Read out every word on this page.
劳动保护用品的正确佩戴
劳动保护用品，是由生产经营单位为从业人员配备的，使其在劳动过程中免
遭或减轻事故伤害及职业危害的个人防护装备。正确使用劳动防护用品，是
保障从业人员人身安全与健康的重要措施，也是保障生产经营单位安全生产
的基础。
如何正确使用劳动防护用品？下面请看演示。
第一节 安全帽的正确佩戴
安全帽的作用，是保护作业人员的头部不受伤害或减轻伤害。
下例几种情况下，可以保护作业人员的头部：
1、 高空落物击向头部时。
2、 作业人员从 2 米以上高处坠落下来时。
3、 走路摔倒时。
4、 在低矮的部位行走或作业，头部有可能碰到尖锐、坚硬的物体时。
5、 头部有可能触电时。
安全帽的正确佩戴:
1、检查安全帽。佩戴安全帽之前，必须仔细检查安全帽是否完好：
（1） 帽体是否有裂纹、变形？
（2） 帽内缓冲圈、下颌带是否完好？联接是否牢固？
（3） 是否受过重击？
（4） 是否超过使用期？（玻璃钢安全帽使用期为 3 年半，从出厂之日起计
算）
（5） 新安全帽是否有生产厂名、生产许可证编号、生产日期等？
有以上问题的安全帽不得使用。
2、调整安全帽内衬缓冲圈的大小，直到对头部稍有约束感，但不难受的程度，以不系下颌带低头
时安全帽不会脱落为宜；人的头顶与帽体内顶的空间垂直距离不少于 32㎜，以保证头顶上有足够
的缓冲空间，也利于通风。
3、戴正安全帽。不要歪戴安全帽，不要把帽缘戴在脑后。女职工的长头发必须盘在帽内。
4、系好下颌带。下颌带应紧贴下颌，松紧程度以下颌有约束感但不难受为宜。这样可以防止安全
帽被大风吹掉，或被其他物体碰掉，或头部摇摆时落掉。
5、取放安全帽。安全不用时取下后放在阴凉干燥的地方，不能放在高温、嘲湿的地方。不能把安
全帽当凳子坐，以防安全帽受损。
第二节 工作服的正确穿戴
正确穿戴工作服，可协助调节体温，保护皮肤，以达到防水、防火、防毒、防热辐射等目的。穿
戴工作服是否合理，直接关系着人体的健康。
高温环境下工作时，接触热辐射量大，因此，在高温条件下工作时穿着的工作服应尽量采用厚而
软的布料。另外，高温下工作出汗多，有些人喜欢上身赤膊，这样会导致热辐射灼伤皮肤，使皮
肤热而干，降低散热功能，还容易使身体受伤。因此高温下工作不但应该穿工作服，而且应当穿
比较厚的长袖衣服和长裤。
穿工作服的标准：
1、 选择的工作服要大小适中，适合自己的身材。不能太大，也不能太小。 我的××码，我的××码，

• **Given problem**: Set all of the entries down again, exactly as they were given.

• **Exercise answer**:
Read out every word on this page.
劳动保护用品的正确佩戴
劳动保护用品，是由生产经营单位为从业人员配备的，使其在劳动过程中免
遭或减轻事故伤害及职业危害的个人防护装备。正确使用劳动防护用品，是
保障从业人员人身安全与健康的重要措施，也是保障生产经营单位安全生产
的基础。
如何正确使用劳动防护用品？下面请看演示。
第一节 安全帽的正确佩戴
安全帽的作用，是保护作业人员的头部不受伤害或减轻伤害。
下例几种情况下，可以保护作业人员的头部：
1、 高空落物击向头部时。
2、 作业人员从 2 米以上高处坠落下来时。
3、 走路摔倒时。
4、 在低矮的部位行走或作业，头部有可能碰到尖锐、坚硬的物体时。
5、 头部有可能触电时。
安全帽的正确佩戴:
1、检查安全帽。佩戴安全帽之前，必须仔细检查安全帽是否完好：
（1） 帽体是否有裂纹、变形？
（2） 帽内缓冲圈、下颌带是否完好？联接是否牢固？
（3） 是否受过重击？
（4） 是否超过使用期？（玻璃钢安全帽使用期为 3 年半，从出厂之日起计
算）
（5） 新安全帽是否有生产厂名、生产许可证编号、生产日期等？
有以上问题的安全帽不得使用。
2、调整安全帽内衬缓冲圈的大小，直到对头部稍有约束感，但不难受的程度，以不系下颌带低头
时安全帽不会脱落为宜；人的头顶与帽体内顶的空间垂直距离不少于 32㎜，以保证头顶上有足够
的缓冲空间，也利于通风。
3、戴正安全帽。不要歪戴安全帽，不要把帽缘戴在脑后。女职工的长头发必须盘在帽内。
4、系好下颌带。下颌带应紧贴下颌，松紧程度以下颌有约束感但不难受为宜。这样可以防止安全
帽被大风吹掉，或被其他物体碰掉，或头部摇摆时落掉。
5、取放安全帽。安全不用时取下后放在阴凉干燥的地方，不能放在高温、嘲湿的地方。不能把安
全帽当凳子坐，以防安全帽受损。
第二节 工作服的正确穿戴
正确穿戴工作服，可协助调节体温，保护皮肤，以达到防水、防火、防毒、防热辐射等目的。穿
戴工作服是否合理，直接关系着人体的健康。
高温环境下工作时，接触热辐射量大，因此，在高温条件下工作时穿着的工作服应尽量采用厚而
软的布料。另外，高温下工作出汗多，有些人喜欢上身赤膊，这样会导致热辐射灼伤皮肤，使皮
肤热而干，降低散热功能，还容易使身体受伤。因此高温下工作不但应该穿工作服，而且应当穿
比较厚的长袖衣服和长裤。
穿工作服的标准：
1、 选择的工作服要大小适中，适合自己的身材。不能太大，也不能太小。 我的××码，我的××码，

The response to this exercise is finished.